[Dataset content]
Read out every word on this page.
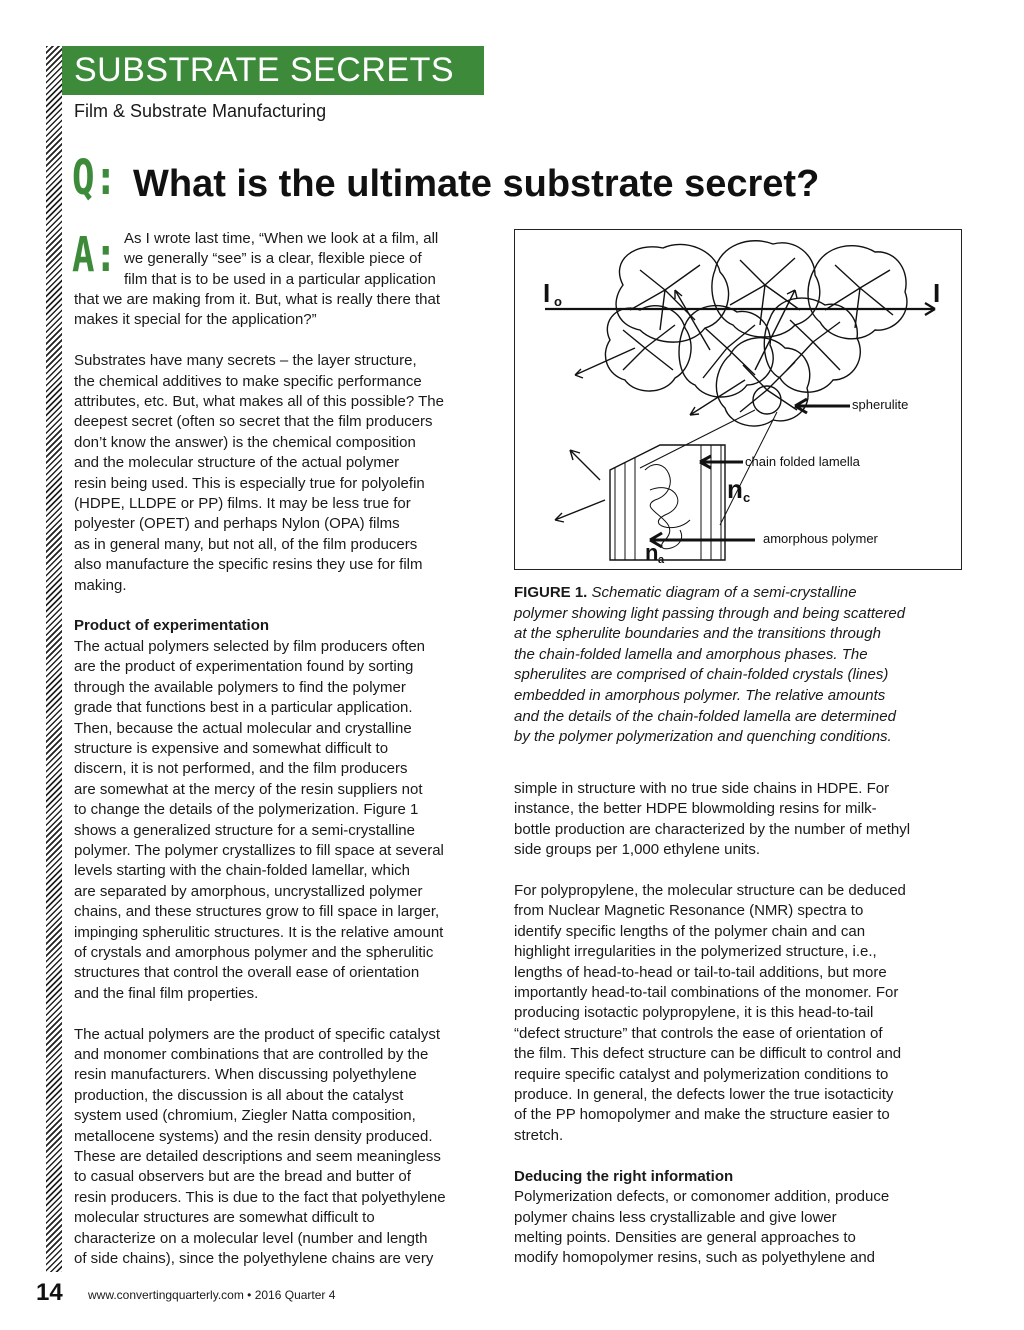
SUBSTRATE SECRETS
Film & Substrate Manufacturing
Q: What is the ultimate substrate secret?
A: As I wrote last time, “When we look at a film, all

we generally “see” is a clear, flexible piece of

film that is to be used in a particular application

that we are making from it. But, what is really there that

makes it special for the application?”

Substrates have many secrets – the layer structure,

the chemical additives to make specific performance

attributes, etc. But, what makes all of this possible? The

deepest secret (often so secret that the film producers

don’t know the answer) is the chemical composition

and the molecular structure of the actual polymer

resin being used. This is especially true for polyolefin

(HDPE, LLDPE or PP) films. It may be less true for

polyester (OPET) and perhaps Nylon (OPA) films

as in general many, but not all, of the film producers

also manufacture the specific resins they use for film

making.

Product of experimentation

The actual polymers selected by film producers often

are the product of experimentation found by sorting

through the available polymers to find the polymer

grade that functions best in a particular application.

Then, because the actual molecular and crystalline

structure is expensive and somewhat difficult to

discern, it is not performed, and the film producers

are somewhat at the mercy of the resin suppliers not

to change the details of the polymerization. Figure 1

shows a generalized structure for a semi-crystalline

polymer. The polymer crystallizes to fill space at several

levels starting with the chain-folded lamellar, which

are separated by amorphous, uncrystallized polymer

chains, and these structures grow to fill space in larger,

impinging spherulitic structures. It is the relative amount

of crystals and amorphous polymer and the spherulitic

structures that control the overall ease of orientation

and the final film properties.

The actual polymers are the product of specific catalyst

and monomer combinations that are controlled by the

resin manufacturers. When discussing polyethylene

production, the discussion is all about the catalyst

system used (chromium, Ziegler Natta composition,

metallocene systems) and the resin density produced.

These are detailed descriptions and seem meaningless

to casual observers but are the bread and butter of

resin producers. This is due to the fact that polyethylene

molecular structures are somewhat difficult to

characterize on a molecular level (number and length

of side chains), since the polyethylene chains are very

I o	I
spherulite
chain folded lamella
n c
amorphous polymer
n a
FIGURE 1. Schematic diagram of a semi-crystalline
polymer showing light passing through and being scattered
at the spherulite boundaries and the transitions through
the chain-folded lamella and amorphous phases. The
spherulites are comprised of chain-folded crystals (lines)
embedded in amorphous polymer. The relative amounts
and the details of the chain-folded lamella are determined
by the polymer polymerization and quenching conditions.

simple in structure with no true side chains in HDPE. For

instance, the better HDPE blowmolding resins for milk-

bottle production are characterized by the number of methyl

side groups per 1,000 ethylene units.

For polypropylene, the molecular structure can be deduced

from Nuclear Magnetic Resonance (NMR) spectra to

identify specific lengths of the polymer chain and can

highlight irregularities in the polymerized structure, i.e.,

lengths of head-to-head or tail-to-tail additions, but more

importantly head-to-tail combinations of the monomer. For

producing isotactic polypropylene, it is this head-to-tail

“defect structure” that controls the ease of orientation of

the film. This defect structure can be difficult to control and

require specific catalyst and polymerization conditions to

produce. In general, the defects lower the true isotacticity

of the PP homopolymer and make the structure easier to

stretch.

Deducing the right information

Polymerization defects, or comonomer addition, produce

polymer chains less crystallizable and give lower

melting points. Densities are general approaches to

modify homopolymer resins, such as polyethylene and

14 www.convertingquarterly.com • 2016 Quarter 4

[Short exercise]
Copy out every line that includes the word "difficult".

[Completed exercise]
structure is expensive and somewhat difficult to
molecular structures are somewhat difficult to
the film. This defect structure can be difficult to control and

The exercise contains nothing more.